═══ Document segment

Adjustable rate mortgages (ARMs) have interest rates that change over time. These rates typically start out quite low for 5 to 7 years (sometimes slightly more or less) and then go up over time as the market demands. They’re designed for short-term borrowers or those looking for very low up-front loan costs.
How does an Adjustable-rate Mortgage Work?
Adjustable rate mortgage products typically come in 3/1, 5/1, 7/1 and 10/1 terms. This essentially means your initial rate is locked for either 3, 5, 7 or 10 years. After that point, the interest rate can fluctuate for the entirety of the loan, until the balance is fully paid off or you choose to refinance.
ARM loans are designed for short-term buyers, and the shorter the initial lock-in period is, the lower the initial interest rate will be. For example, if you choose a 3/1 adjustable rate mortgage over a 7/1 loan, you’d enjoy lower interest rates at the beginning of your loan, though those rates could change starting in year four. With the 7/1 mortgage, on the other hand, your rates – though slightly higher – would remain consistent until year eight of the loan.
If you choose an adjustable rate loan, make sure your know the terms of your mortgage. Is there a cap on your interest rate? When and why would it change? If it does hit its cap, could you still afford it? In the event your rate does go out of budget, refinancing can be a great way to lower it, as well as your monthly payments. Check out Benefits of Refinancing to learn more about the refinancing process and when (and why) you might want to do it.

══════

:: Task directions ::
Write the next part of the text about adjustable-rate mortgages, starting after its final sentence. The items that come next are separate material and have no connection to the mortgage text.

═══ Items

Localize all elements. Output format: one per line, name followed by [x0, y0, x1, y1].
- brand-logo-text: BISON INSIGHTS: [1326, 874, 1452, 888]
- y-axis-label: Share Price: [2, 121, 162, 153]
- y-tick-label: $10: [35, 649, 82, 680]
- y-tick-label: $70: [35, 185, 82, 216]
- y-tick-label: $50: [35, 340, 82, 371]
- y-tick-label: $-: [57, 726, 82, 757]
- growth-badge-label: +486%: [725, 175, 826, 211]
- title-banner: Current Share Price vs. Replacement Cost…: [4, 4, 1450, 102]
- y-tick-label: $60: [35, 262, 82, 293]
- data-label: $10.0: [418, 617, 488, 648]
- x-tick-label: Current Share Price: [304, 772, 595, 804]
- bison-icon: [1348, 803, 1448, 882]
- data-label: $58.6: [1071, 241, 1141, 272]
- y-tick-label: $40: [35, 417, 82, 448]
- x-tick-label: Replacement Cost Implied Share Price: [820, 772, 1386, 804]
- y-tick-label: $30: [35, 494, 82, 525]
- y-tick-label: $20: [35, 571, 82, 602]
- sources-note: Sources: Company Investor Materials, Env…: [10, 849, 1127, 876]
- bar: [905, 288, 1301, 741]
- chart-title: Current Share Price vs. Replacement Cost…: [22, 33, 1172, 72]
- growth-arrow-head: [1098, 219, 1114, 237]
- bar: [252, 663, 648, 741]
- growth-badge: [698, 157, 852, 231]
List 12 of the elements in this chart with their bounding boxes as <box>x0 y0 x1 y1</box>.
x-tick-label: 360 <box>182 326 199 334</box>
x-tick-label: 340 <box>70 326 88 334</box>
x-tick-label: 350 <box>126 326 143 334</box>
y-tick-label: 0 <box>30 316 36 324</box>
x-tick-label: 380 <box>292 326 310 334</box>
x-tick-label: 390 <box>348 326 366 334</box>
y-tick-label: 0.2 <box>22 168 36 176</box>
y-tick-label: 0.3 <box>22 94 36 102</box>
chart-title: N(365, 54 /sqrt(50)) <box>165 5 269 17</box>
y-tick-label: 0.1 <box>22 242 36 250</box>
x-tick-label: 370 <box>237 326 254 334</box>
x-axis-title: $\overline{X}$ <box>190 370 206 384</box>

══════

:: Task answer ::
Pros and Cons of an Adjustable-rate Mortgage?
The main advantage of an adjustable rate mortgage is the low up-front costs it comes with. Compared with fixed-rate loans, they can offer significant savings in interest over the first few years of the loan. Still, those rates are subject to change, so unless you plan to move or refinance before that happens, you can likely expect those interest payments to increase over time. This can make it hard to budget for your monthly mortgage payment, regardless of how reliable and consistent your income is.
Is an Adjustable-rate Mortgage Right for You?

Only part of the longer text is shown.